(Records from a dataset)
________________________________________
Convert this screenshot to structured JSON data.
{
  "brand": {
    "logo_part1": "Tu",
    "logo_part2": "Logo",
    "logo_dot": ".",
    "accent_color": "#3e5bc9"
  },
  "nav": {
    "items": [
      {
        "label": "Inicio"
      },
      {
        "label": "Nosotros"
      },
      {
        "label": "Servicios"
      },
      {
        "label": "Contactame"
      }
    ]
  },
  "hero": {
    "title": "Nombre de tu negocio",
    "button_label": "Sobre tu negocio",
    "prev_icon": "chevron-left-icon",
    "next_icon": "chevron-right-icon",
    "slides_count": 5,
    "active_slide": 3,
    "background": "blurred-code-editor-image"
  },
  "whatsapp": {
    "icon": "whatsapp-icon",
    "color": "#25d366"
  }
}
________________________________________
[Set exercise] Keep only those lines of the records that hold "chevron", and return them.

[Reply to the exercise]
    "prev_icon": "chevron-left-icon",
    "next_icon": "chevron-right-icon",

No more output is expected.